Could you reproduce, word for word, the stretch of items from the line containing "- data-label-yellow: 89: [868, 52, 946, 130]" through the line containing "- bar-yellow: [1455, 430, 1600, 936]"?

▶ _SOURCE MATERIAL_:

----

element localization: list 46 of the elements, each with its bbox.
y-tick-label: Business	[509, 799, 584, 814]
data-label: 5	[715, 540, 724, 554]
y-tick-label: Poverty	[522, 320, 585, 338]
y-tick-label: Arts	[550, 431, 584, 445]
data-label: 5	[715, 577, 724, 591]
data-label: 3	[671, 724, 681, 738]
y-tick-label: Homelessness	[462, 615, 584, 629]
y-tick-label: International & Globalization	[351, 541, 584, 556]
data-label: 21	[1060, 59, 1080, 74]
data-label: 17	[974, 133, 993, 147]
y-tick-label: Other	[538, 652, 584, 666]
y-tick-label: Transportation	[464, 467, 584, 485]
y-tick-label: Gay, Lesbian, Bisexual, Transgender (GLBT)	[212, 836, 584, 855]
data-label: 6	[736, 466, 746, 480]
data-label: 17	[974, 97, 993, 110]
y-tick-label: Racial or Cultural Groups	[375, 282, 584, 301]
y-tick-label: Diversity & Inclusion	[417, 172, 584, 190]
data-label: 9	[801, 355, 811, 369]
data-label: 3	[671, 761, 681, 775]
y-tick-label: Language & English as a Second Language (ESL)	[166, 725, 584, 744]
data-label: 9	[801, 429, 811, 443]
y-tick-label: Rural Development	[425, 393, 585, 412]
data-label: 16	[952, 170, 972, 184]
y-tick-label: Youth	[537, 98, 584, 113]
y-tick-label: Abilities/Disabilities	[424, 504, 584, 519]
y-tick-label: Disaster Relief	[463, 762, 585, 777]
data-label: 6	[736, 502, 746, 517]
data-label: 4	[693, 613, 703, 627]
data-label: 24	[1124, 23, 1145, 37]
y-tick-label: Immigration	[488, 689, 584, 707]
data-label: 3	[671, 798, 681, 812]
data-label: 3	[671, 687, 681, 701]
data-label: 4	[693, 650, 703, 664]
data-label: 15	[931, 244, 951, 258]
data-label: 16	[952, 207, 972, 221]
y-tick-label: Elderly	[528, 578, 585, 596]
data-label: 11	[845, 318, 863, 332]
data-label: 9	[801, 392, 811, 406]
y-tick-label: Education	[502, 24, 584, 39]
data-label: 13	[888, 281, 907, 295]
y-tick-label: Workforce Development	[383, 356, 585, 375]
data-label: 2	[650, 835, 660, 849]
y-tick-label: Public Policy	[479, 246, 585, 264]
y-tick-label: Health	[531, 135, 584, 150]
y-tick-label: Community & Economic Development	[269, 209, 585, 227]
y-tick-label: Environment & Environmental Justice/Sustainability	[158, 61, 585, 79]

----

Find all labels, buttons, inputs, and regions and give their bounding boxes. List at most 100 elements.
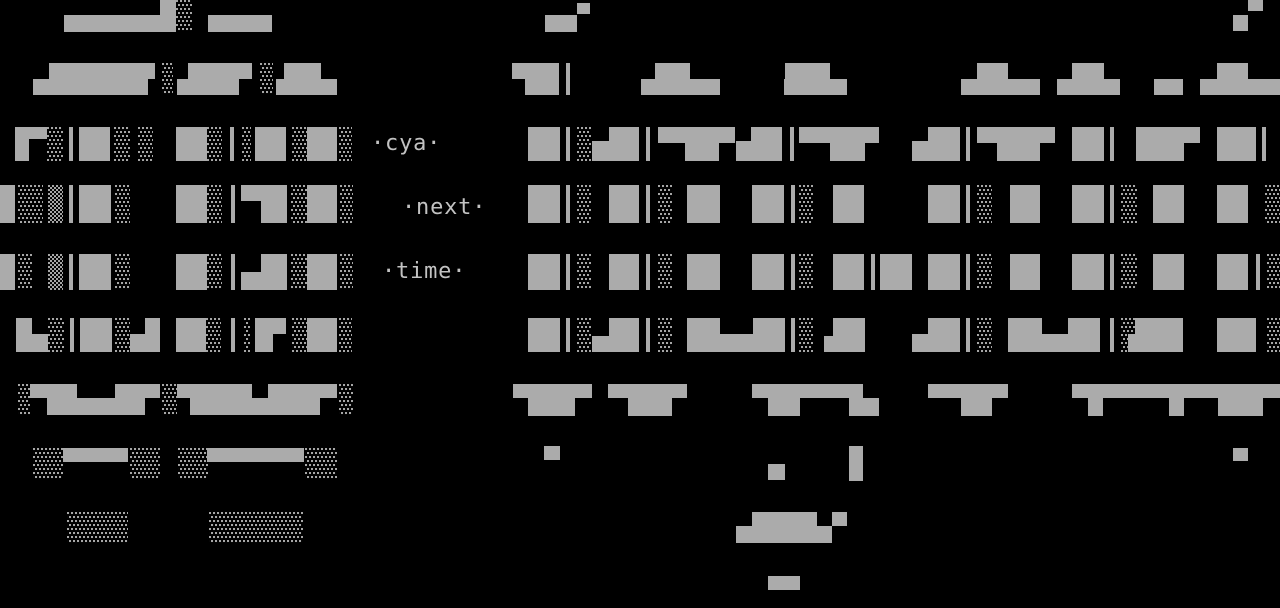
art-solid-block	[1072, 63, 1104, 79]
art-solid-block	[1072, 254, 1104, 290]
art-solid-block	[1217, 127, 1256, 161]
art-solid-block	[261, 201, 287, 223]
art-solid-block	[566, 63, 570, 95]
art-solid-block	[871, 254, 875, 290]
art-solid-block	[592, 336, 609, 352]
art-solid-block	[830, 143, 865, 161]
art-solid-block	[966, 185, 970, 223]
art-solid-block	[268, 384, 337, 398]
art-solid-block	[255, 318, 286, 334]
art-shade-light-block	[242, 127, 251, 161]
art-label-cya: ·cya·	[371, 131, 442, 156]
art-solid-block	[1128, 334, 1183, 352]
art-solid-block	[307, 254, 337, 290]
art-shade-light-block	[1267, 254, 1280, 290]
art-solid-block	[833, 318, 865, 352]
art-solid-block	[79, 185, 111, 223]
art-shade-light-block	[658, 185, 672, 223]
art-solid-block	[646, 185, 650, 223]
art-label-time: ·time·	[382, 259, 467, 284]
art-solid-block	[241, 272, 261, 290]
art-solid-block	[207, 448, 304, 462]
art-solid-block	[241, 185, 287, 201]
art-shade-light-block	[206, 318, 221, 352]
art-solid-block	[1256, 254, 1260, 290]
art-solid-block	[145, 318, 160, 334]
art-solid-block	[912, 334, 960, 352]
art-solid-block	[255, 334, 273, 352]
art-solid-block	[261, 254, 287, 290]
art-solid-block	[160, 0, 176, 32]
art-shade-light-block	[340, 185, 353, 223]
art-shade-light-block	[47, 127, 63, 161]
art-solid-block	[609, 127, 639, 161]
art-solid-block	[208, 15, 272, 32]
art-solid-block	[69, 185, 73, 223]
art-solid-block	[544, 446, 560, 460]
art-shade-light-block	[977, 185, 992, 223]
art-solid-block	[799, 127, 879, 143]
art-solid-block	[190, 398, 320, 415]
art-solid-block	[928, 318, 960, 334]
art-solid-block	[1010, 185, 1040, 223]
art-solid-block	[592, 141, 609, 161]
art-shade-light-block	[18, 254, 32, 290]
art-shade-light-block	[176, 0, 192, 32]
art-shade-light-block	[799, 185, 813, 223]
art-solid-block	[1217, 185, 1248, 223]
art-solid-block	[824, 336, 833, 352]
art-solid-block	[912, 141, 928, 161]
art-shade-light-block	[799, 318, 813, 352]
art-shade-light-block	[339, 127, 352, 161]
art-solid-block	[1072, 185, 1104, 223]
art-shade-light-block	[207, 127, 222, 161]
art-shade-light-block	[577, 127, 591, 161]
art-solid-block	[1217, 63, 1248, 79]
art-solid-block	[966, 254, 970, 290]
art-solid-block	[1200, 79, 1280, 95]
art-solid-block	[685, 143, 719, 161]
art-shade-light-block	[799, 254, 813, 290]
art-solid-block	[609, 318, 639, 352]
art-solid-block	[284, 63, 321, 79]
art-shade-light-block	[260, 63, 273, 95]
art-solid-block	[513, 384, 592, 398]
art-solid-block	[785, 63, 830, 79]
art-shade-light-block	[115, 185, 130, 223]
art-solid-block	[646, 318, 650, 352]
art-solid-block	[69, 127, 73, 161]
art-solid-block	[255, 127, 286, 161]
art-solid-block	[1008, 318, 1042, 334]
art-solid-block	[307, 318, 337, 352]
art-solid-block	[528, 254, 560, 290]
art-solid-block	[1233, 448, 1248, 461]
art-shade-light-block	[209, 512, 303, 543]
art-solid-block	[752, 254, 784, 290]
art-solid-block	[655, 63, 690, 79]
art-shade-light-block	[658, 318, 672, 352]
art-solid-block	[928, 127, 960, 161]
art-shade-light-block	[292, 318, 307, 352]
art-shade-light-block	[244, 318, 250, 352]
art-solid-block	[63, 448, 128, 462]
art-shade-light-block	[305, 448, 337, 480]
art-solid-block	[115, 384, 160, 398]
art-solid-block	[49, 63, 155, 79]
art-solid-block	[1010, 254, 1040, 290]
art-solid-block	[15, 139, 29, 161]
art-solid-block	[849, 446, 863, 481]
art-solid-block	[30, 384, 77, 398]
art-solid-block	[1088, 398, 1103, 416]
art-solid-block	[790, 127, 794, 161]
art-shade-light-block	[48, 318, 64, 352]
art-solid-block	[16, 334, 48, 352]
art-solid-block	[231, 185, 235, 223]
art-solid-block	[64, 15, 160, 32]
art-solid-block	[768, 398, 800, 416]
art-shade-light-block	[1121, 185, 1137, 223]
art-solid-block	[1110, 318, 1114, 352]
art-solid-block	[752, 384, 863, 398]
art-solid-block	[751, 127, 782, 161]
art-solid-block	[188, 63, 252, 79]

----

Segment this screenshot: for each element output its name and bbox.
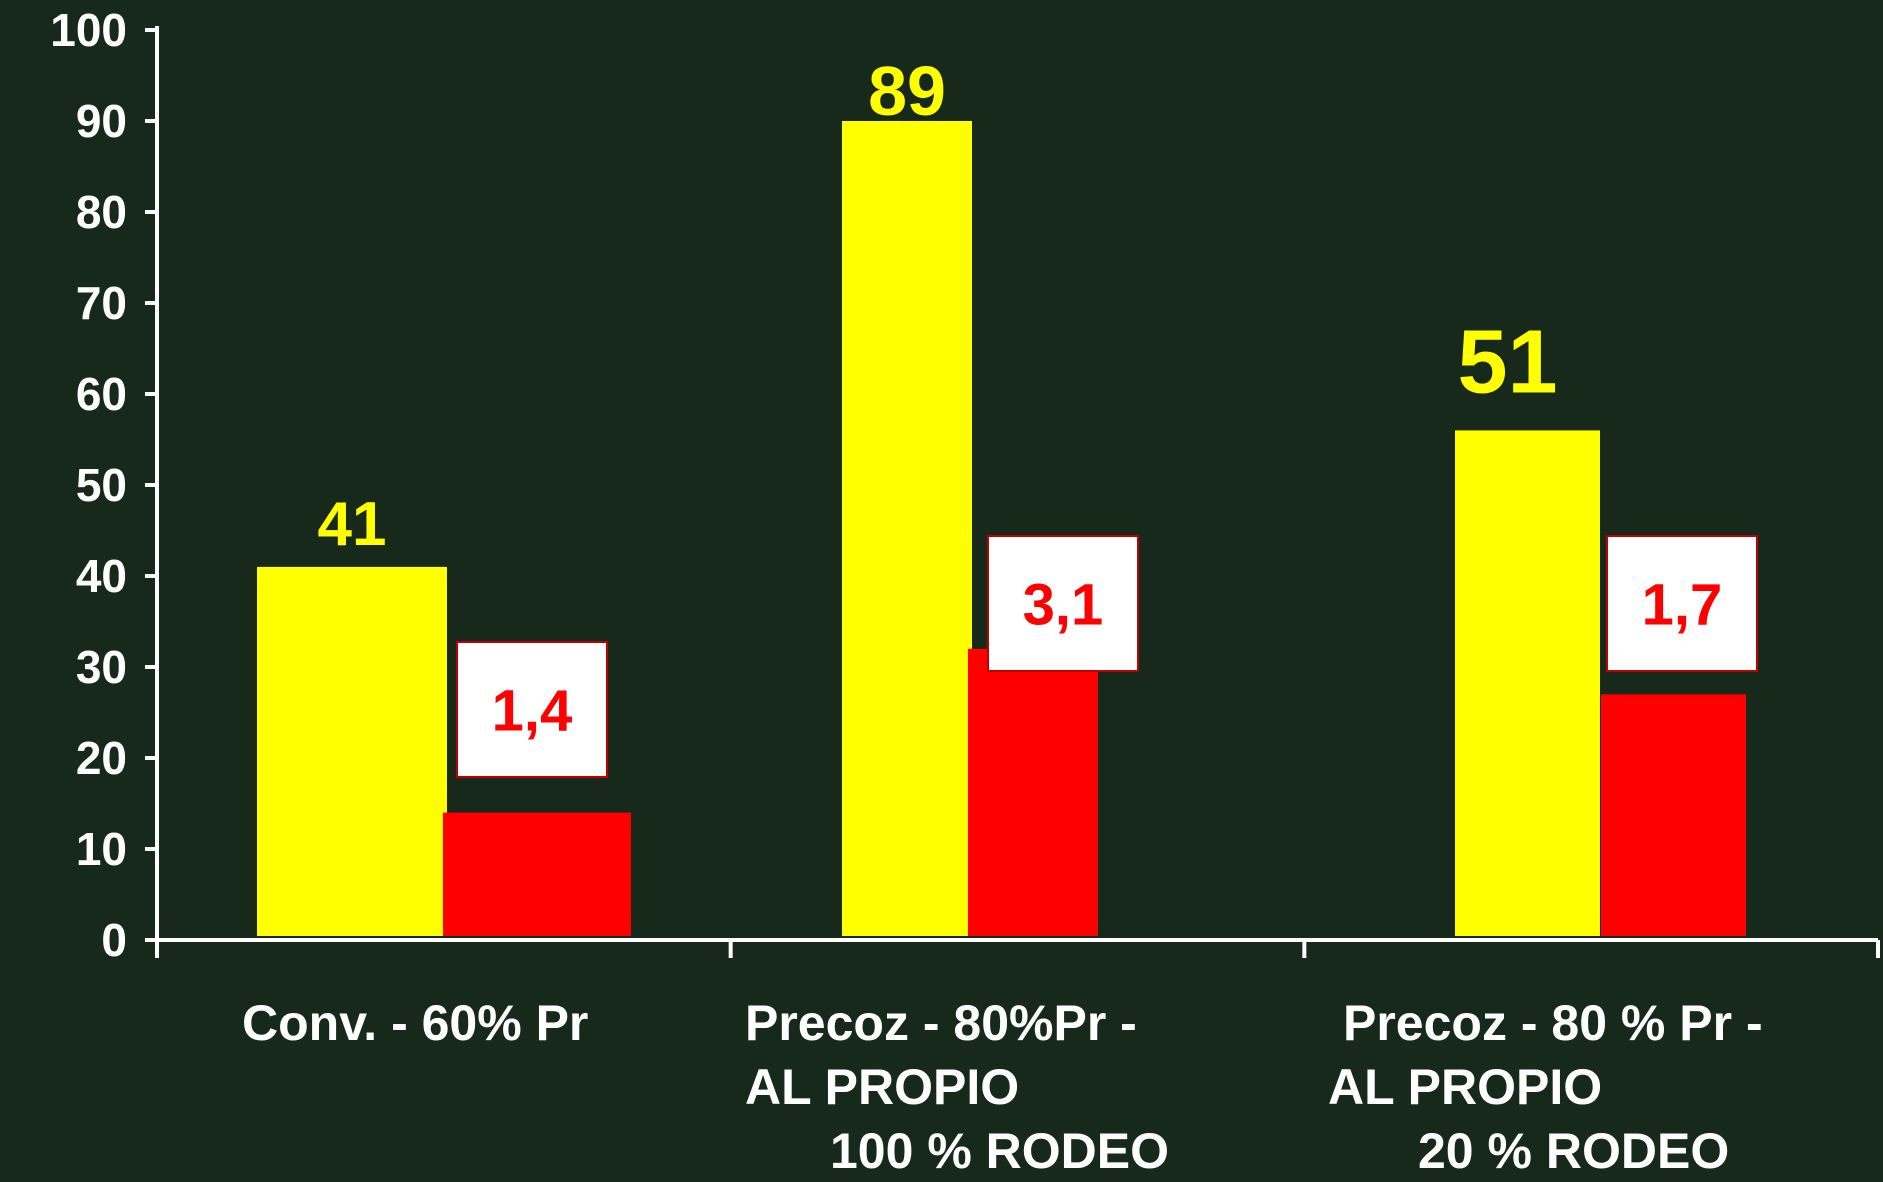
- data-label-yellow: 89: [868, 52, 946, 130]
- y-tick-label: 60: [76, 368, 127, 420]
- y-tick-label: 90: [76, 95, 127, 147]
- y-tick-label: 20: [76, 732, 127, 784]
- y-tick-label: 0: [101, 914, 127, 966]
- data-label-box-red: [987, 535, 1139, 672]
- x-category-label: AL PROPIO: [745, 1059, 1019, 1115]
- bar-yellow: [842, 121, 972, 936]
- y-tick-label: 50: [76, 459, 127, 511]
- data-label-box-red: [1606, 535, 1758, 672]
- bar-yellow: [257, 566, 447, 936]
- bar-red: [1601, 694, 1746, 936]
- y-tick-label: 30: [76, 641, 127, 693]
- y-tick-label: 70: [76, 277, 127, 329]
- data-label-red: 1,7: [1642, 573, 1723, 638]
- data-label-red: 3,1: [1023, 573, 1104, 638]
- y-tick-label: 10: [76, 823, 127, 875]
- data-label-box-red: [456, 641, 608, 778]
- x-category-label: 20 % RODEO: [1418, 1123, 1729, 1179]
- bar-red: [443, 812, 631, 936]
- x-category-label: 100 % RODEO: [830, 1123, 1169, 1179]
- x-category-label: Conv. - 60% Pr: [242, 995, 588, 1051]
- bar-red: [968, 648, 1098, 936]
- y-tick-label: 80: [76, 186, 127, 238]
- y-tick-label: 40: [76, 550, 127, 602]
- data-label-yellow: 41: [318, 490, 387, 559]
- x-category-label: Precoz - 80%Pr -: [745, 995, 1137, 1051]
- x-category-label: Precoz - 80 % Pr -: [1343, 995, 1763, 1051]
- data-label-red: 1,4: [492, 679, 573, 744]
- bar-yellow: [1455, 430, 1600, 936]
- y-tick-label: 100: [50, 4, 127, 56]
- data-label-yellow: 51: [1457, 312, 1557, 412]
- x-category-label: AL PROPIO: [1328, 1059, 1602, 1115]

----

▶ _SOLUTION TO THE EXERCISE_:
- data-label-yellow: 89: [868, 52, 946, 130]
- y-tick-label: 60: [76, 368, 127, 420]
- y-tick-label: 90: [76, 95, 127, 147]
- y-tick-label: 20: [76, 732, 127, 784]
- y-tick-label: 0: [101, 914, 127, 966]
- data-label-box-red: [987, 535, 1139, 672]
- x-category-label: AL PROPIO: [745, 1059, 1019, 1115]
- bar-yellow: [842, 121, 972, 936]
- y-tick-label: 50: [76, 459, 127, 511]
- data-label-box-red: [1606, 535, 1758, 672]
- bar-yellow: [257, 566, 447, 936]
- bar-red: [1601, 694, 1746, 936]
- y-tick-label: 30: [76, 641, 127, 693]
- y-tick-label: 70: [76, 277, 127, 329]
- data-label-red: 1,7: [1642, 573, 1723, 638]
- data-label-red: 3,1: [1023, 573, 1104, 638]
- y-tick-label: 10: [76, 823, 127, 875]
- data-label-box-red: [456, 641, 608, 778]
- x-category-label: 20 % RODEO: [1418, 1123, 1729, 1179]
- bar-red: [443, 812, 631, 936]
- x-category-label: 100 % RODEO: [830, 1123, 1169, 1179]
- x-category-label: Conv. - 60% Pr: [242, 995, 588, 1051]
- bar-red: [968, 648, 1098, 936]
- y-tick-label: 80: [76, 186, 127, 238]
- y-tick-label: 40: [76, 550, 127, 602]
- data-label-yellow: 41: [318, 490, 387, 559]
- x-category-label: Precoz - 80%Pr -: [745, 995, 1137, 1051]
- x-category-label: Precoz - 80 % Pr -: [1343, 995, 1763, 1051]
- data-label-red: 1,4: [492, 679, 573, 744]
- bar-yellow: [1455, 430, 1600, 936]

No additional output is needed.